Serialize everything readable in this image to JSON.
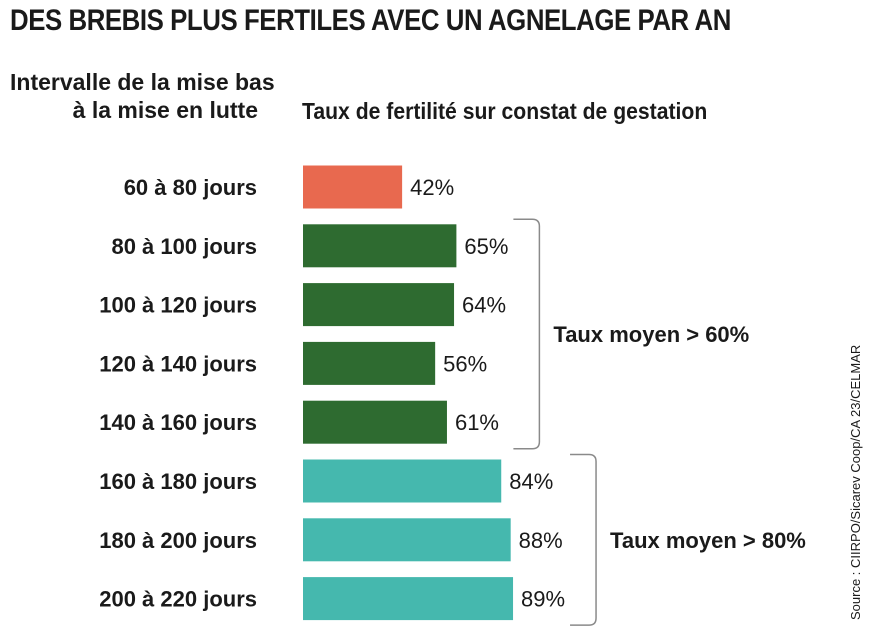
{
  "title": "DES BREBIS PLUS FERTILES AVEC UN AGNELAGE PAR AN",
  "left_header_line1": "Intervalle de la mise bas",
  "left_header_line2": "à la mise en lutte",
  "right_header": "Taux de fertilité sur constat de gestation",
  "source": "Source : CIIRPO/Sicarev Coop/CA 23/CELMAR",
  "colors": {
    "low": "#e8694f",
    "mid": "#2e6b30",
    "high": "#45b8ae"
  },
  "chart_data": {
    "type": "bar",
    "orientation": "horizontal",
    "categories": [
      "60 à 80 jours",
      "80 à 100 jours",
      "100 à 120 jours",
      "120 à 140 jours",
      "140 à 160 jours",
      "160 à 180 jours",
      "180 à 200 jours",
      "200 à 220 jours"
    ],
    "values": [
      42,
      65,
      64,
      56,
      61,
      84,
      88,
      89
    ],
    "value_labels": [
      "42%",
      "65%",
      "64%",
      "56%",
      "61%",
      "84%",
      "88%",
      "89%"
    ],
    "unit": "%",
    "groups": [
      {
        "label": "Taux moyen > 60%",
        "from": 1,
        "to": 4
      },
      {
        "label": "Taux moyen > 80%",
        "from": 5,
        "to": 7
      }
    ]
  }
}
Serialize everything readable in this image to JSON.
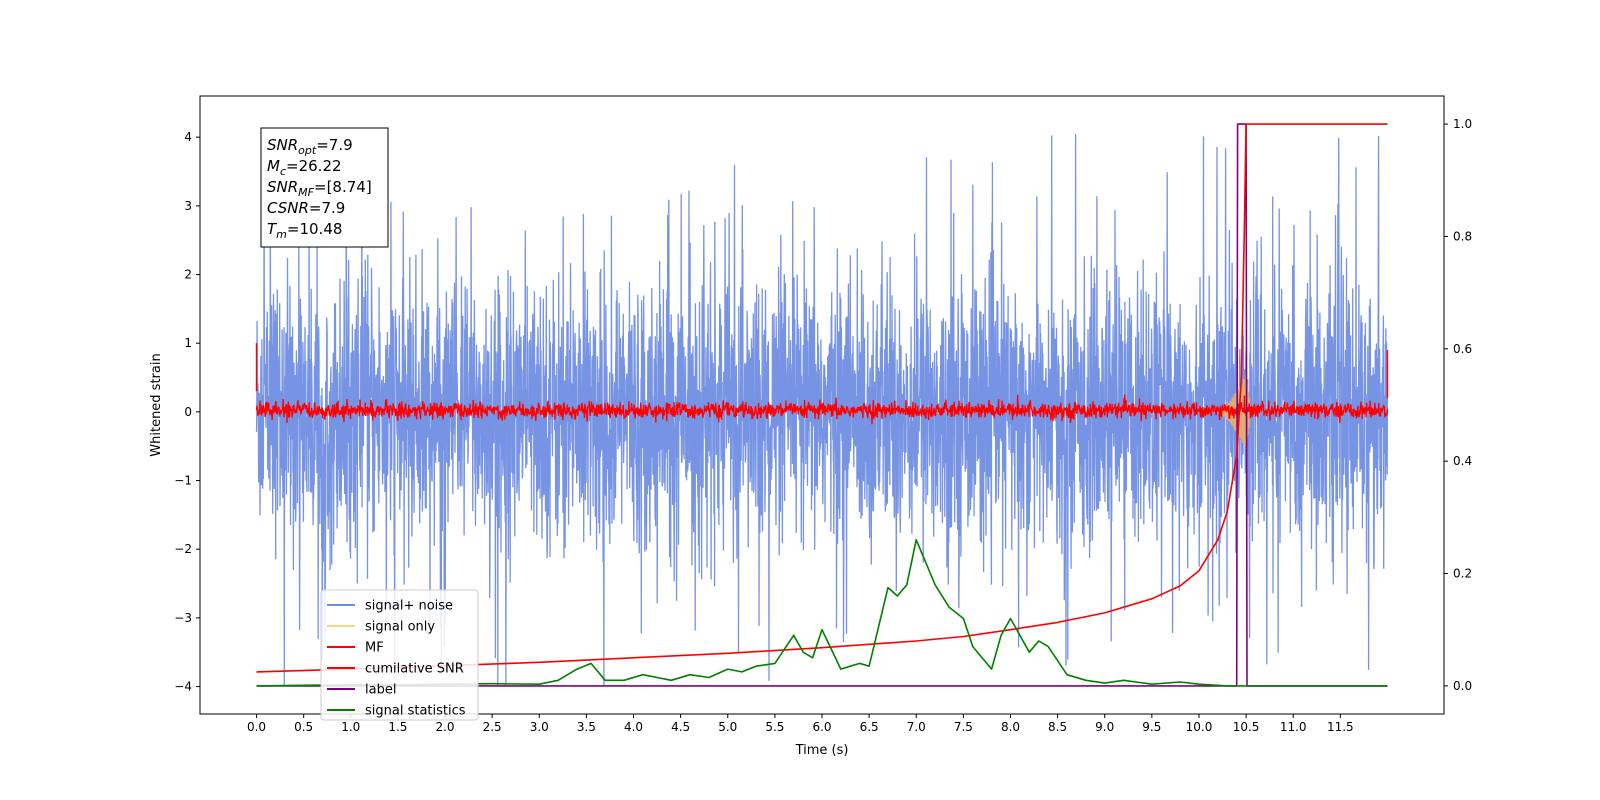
{
  "chart_data": {
    "type": "line",
    "xlabel": "Time (s)",
    "ylabel": "Whitened strain",
    "xlim": [
      -0.6,
      12.6
    ],
    "ylim_left": [
      -4.4,
      4.6
    ],
    "ylim_right": [
      -0.05,
      1.05
    ],
    "xticks": [
      "0.0",
      "0.5",
      "1.0",
      "1.5",
      "2.0",
      "2.5",
      "3.0",
      "3.5",
      "4.0",
      "4.5",
      "5.0",
      "5.5",
      "6.0",
      "6.5",
      "7.0",
      "7.5",
      "8.0",
      "8.5",
      "9.0",
      "9.5",
      "10.0",
      "10.5",
      "11.0",
      "11.5"
    ],
    "yticks_left": [
      "4",
      "3",
      "2",
      "1",
      "0",
      "−1",
      "−2",
      "−3",
      "−4"
    ],
    "yticks_right": [
      "1.0",
      "0.8",
      "0.6",
      "0.4",
      "0.2",
      "0.0"
    ],
    "grid": false,
    "legend_position": "lower left",
    "legend": [
      {
        "label": "signal+ noise",
        "color": "#6f8de3"
      },
      {
        "label": "signal only",
        "color": "#f8d38a"
      },
      {
        "label": "MF",
        "color": "#ff0000"
      },
      {
        "label": "cumilative SNR",
        "color": "#ff0000"
      },
      {
        "label": "label",
        "color": "#800080"
      },
      {
        "label": "signal statistics",
        "color": "#008000"
      }
    ],
    "annotation_lines": [
      {
        "base": "SNR",
        "sub": "opt",
        "rest": "=7.9"
      },
      {
        "base": "M",
        "sub": "c",
        "rest": "=26.22"
      },
      {
        "base": "SNR",
        "sub": "MF",
        "rest": "=[8.74]"
      },
      {
        "base": "CSNR",
        "sub": "",
        "rest": "=7.9"
      },
      {
        "base": "T",
        "sub": "m",
        "rest": "=10.48"
      }
    ],
    "series": [
      {
        "name": "signal+ noise",
        "axis": "left",
        "x_range": [
          0,
          12
        ],
        "approx_std": 0.95,
        "approx_extent": [
          -4.0,
          4.2
        ]
      },
      {
        "name": "signal only",
        "axis": "left",
        "x_range": [
          10.2,
          10.55
        ],
        "peak_amplitude": 0.7
      },
      {
        "name": "MF",
        "axis": "left",
        "x_range": [
          0,
          12
        ],
        "approx_extent": [
          -0.2,
          0.4
        ]
      },
      {
        "name": "cumilative SNR",
        "axis": "right",
        "x": [
          0.0,
          1.0,
          2.0,
          3.0,
          4.0,
          5.0,
          6.0,
          7.0,
          7.5,
          8.0,
          8.5,
          9.0,
          9.5,
          9.8,
          10.0,
          10.2,
          10.3,
          10.4,
          10.45,
          10.48,
          10.5,
          12.0
        ],
        "y": [
          0.025,
          0.03,
          0.036,
          0.042,
          0.05,
          0.058,
          0.068,
          0.08,
          0.088,
          0.1,
          0.113,
          0.13,
          0.155,
          0.178,
          0.205,
          0.26,
          0.31,
          0.41,
          0.55,
          0.8,
          1.0,
          1.0
        ]
      },
      {
        "name": "label",
        "axis": "right",
        "x": [
          0.0,
          10.4,
          10.41,
          10.5,
          10.51,
          12.0
        ],
        "y": [
          0.0,
          0.0,
          1.0,
          1.0,
          0.0,
          0.0
        ]
      },
      {
        "name": "signal statistics",
        "axis": "right",
        "x": [
          0.0,
          0.5,
          1.0,
          1.5,
          2.0,
          2.5,
          3.0,
          3.2,
          3.4,
          3.55,
          3.7,
          3.9,
          4.1,
          4.25,
          4.4,
          4.6,
          4.8,
          5.0,
          5.15,
          5.3,
          5.5,
          5.7,
          5.8,
          5.9,
          6.0,
          6.2,
          6.3,
          6.4,
          6.5,
          6.7,
          6.8,
          6.9,
          7.0,
          7.1,
          7.2,
          7.35,
          7.5,
          7.6,
          7.8,
          7.9,
          8.0,
          8.2,
          8.3,
          8.4,
          8.6,
          8.8,
          9.0,
          9.2,
          9.5,
          9.8,
          10.0,
          10.3,
          10.5,
          12.0
        ],
        "y": [
          0.0,
          0.001,
          0.002,
          0.002,
          0.003,
          0.004,
          0.003,
          0.01,
          0.03,
          0.04,
          0.01,
          0.01,
          0.02,
          0.015,
          0.01,
          0.02,
          0.015,
          0.03,
          0.025,
          0.035,
          0.04,
          0.09,
          0.06,
          0.05,
          0.1,
          0.03,
          0.035,
          0.04,
          0.035,
          0.175,
          0.16,
          0.18,
          0.26,
          0.22,
          0.18,
          0.14,
          0.12,
          0.07,
          0.03,
          0.09,
          0.12,
          0.06,
          0.08,
          0.07,
          0.02,
          0.01,
          0.005,
          0.01,
          0.003,
          0.007,
          0.003,
          0.0,
          0.0,
          0.0
        ]
      }
    ]
  }
}
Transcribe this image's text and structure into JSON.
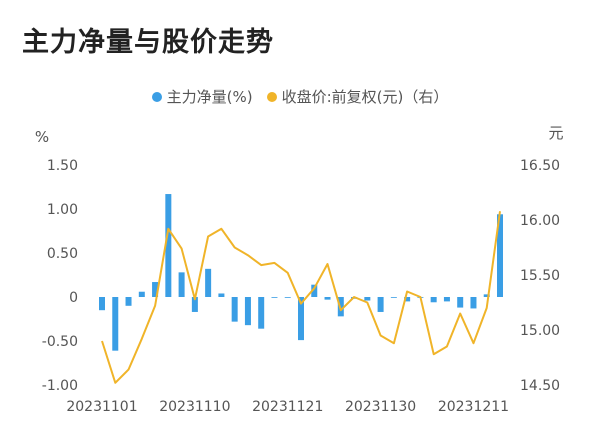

##############################

■ Task description
Repeat the records above exactly, omitting every picture.

■ Exercise answer
Serialize everything readable in this image to JSON.
{
  "title": "DES BREBIS PLUS FERTILES AVEC UN AGNELAGE PAR AN",
  "left_header_line1": "Intervalle de la mise bas",
  "left_header_line2": "à la mise en lutte",
  "right_header": "Taux de fertilité sur constat de gestation",
  "source": "Source : CIIRPO/Sicarev Coop/CA 23/CELMAR",
  "colors": {
    "low": "#e8694f",
    "mid": "#2e6b30",
    "high": "#45b8ae"
  },
  "chart_data": {
    "type": "bar",
    "orientation": "horizontal",
    "categories": [
      "60 à 80 jours",
      "80 à 100 jours",
      "100 à 120 jours",
      "120 à 140 jours",
      "140 à 160 jours",
      "160 à 180 jours",
      "180 à 200 jours",
      "200 à 220 jours"
    ],
    "values": [
      42,
      65,
      64,
      56,
      61,
      84,
      88,
      89
    ],
    "value_labels": [
      "42%",
      "65%",
      "64%",
      "56%",
      "61%",
      "84%",
      "88%",
      "89%"
    ],
    "unit": "%",
    "groups": [
      {
        "label": "Taux moyen > 60%",
        "from": 1,
        "to": 4
      },
      {
        "label": "Taux moyen > 80%",
        "from": 5,
        "to": 7
      }
    ]
  }
}
Serialize everything readable in this image to JSON.
{
  "chart_data": {
    "type": "line",
    "xlabel": "Time (s)",
    "ylabel": "Whitened strain",
    "xlim": [
      -0.6,
      12.6
    ],
    "ylim_left": [
      -4.4,
      4.6
    ],
    "ylim_right": [
      -0.05,
      1.05
    ],
    "xticks": [
      "0.0",
      "0.5",
      "1.0",
      "1.5",
      "2.0",
      "2.5",
      "3.0",
      "3.5",
      "4.0",
      "4.5",
      "5.0",
      "5.5",
      "6.0",
      "6.5",
      "7.0",
      "7.5",
      "8.0",
      "8.5",
      "9.0",
      "9.5",
      "10.0",
      "10.5",
      "11.0",
      "11.5"
    ],
    "yticks_left": [
      "4",
      "3",
      "2",
      "1",
      "0",
      "−1",
      "−2",
      "−3",
      "−4"
    ],
    "yticks_right": [
      "1.0",
      "0.8",
      "0.6",
      "0.4",
      "0.2",
      "0.0"
    ],
    "grid": false,
    "legend_position": "lower left",
    "legend": [
      {
        "label": "signal+ noise",
        "color": "#6f8de3"
      },
      {
        "label": "signal only",
        "color": "#f8d38a"
      },
      {
        "label": "MF",
        "color": "#ff0000"
      },
      {
        "label": "cumilative SNR",
        "color": "#ff0000"
      },
      {
        "label": "label",
        "color": "#800080"
      },
      {
        "label": "signal statistics",
        "color": "#008000"
      }
    ],
    "annotation_lines": [
      {
        "base": "SNR",
        "sub": "opt",
        "rest": "=7.9"
      },
      {
        "base": "M",
        "sub": "c",
        "rest": "=26.22"
      },
      {
        "base": "SNR",
        "sub": "MF",
        "rest": "=[8.74]"
      },
      {
        "base": "CSNR",
        "sub": "",
        "rest": "=7.9"
      },
      {
        "base": "T",
        "sub": "m",
        "rest": "=10.48"
      }
    ],
    "series": [
      {
        "name": "signal+ noise",
        "axis": "left",
        "x_range": [
          0,
          12
        ],
        "approx_std": 0.95,
        "approx_extent": [
          -4.0,
          4.2
        ]
      },
      {
        "name": "signal only",
        "axis": "left",
        "x_range": [
          10.2,
          10.55
        ],
        "peak_amplitude": 0.7
      },
      {
        "name": "MF",
        "axis": "left",
        "x_range": [
          0,
          12
        ],
        "approx_extent": [
          -0.2,
          0.4
        ]
      },
      {
        "name": "cumilative SNR",
        "axis": "right",
        "x": [
          0.0,
          1.0,
          2.0,
          3.0,
          4.0,
          5.0,
          6.0,
          7.0,
          7.5,
          8.0,
          8.5,
          9.0,
          9.5,
          9.8,
          10.0,
          10.2,
          10.3,
          10.4,
          10.45,
          10.48,
          10.5,
          12.0
        ],
        "y": [
          0.025,
          0.03,
          0.036,
          0.042,
          0.05,
          0.058,
          0.068,
          0.08,
          0.088,
          0.1,
          0.113,
          0.13,
          0.155,
          0.178,
          0.205,
          0.26,
          0.31,
          0.41,
          0.55,
          0.8,
          1.0,
          1.0
        ]
      },
      {
        "name": "label",
        "axis": "right",
        "x": [
          0.0,
          10.4,
          10.41,
          10.5,
          10.51,
          12.0
        ],
        "y": [
          0.0,
          0.0,
          1.0,
          1.0,
          0.0,
          0.0
        ]
      },
      {
        "name": "signal statistics",
        "axis": "right",
        "x": [
          0.0,
          0.5,
          1.0,
          1.5,
          2.0,
          2.5,
          3.0,
          3.2,
          3.4,
          3.55,
          3.7,
          3.9,
          4.1,
          4.25,
          4.4,
          4.6,
          4.8,
          5.0,
          5.15,
          5.3,
          5.5,
          5.7,
          5.8,
          5.9,
          6.0,
          6.2,
          6.3,
          6.4,
          6.5,
          6.7,
          6.8,
          6.9,
          7.0,
          7.1,
          7.2,
          7.35,
          7.5,
          7.6,
          7.8,
          7.9,
          8.0,
          8.2,
          8.3,
          8.4,
          8.6,
          8.8,
          9.0,
          9.2,
          9.5,
          9.8,
          10.0,
          10.3,
          10.5,
          12.0
        ],
        "y": [
          0.0,
          0.001,
          0.002,
          0.002,
          0.003,
          0.004,
          0.003,
          0.01,
          0.03,
          0.04,
          0.01,
          0.01,
          0.02,
          0.015,
          0.01,
          0.02,
          0.015,
          0.03,
          0.025,
          0.035,
          0.04,
          0.09,
          0.06,
          0.05,
          0.1,
          0.03,
          0.035,
          0.04,
          0.035,
          0.175,
          0.16,
          0.18,
          0.26,
          0.22,
          0.18,
          0.14,
          0.12,
          0.07,
          0.03,
          0.09,
          0.12,
          0.06,
          0.08,
          0.07,
          0.02,
          0.01,
          0.005,
          0.01,
          0.003,
          0.007,
          0.003,
          0.0,
          0.0,
          0.0
        ]
      }
    ]
  }
}
Transcribe this image's text and structure into JSON.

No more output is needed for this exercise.